Data entries
****************************************

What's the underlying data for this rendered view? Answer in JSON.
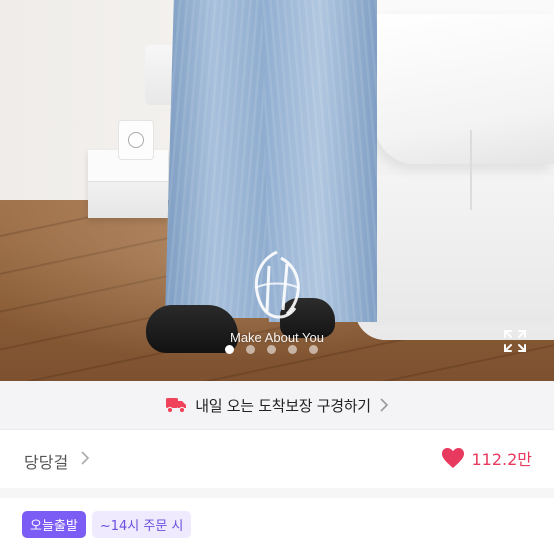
{
  "photo": {
    "watermark_text": "Make About You",
    "carousel": {
      "total": 5,
      "active_index": 0
    }
  },
  "banner": {
    "text": "내일 오는 도착보장 구경하기",
    "icon": "truck-icon"
  },
  "seller": {
    "name": "당당걸",
    "likes": "112.2만"
  },
  "shipping": {
    "today_badge": "오늘출발",
    "cutoff_text": "~14시 주문 시"
  },
  "colors": {
    "accent_pink": "#e8395f",
    "accent_purple": "#7b5cf5",
    "truck_red": "#f0435b"
  }
}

****************************************

Print the records word for word and exclude any picture they hold.

**Worked answer:**
What's the underlying data for this rendered view? Answer in JSON.
{
  "photo": {
    "watermark_text": "Make About You",
    "carousel": {
      "total": 5,
      "active_index": 0
    }
  },
  "banner": {
    "text": "내일 오는 도착보장 구경하기",
    "icon": "truck-icon"
  },
  "seller": {
    "name": "당당걸",
    "likes": "112.2만"
  },
  "shipping": {
    "today_badge": "오늘출발",
    "cutoff_text": "~14시 주문 시"
  },
  "colors": {
    "accent_pink": "#e8395f",
    "accent_purple": "#7b5cf5",
    "truck_red": "#f0435b"
  }
}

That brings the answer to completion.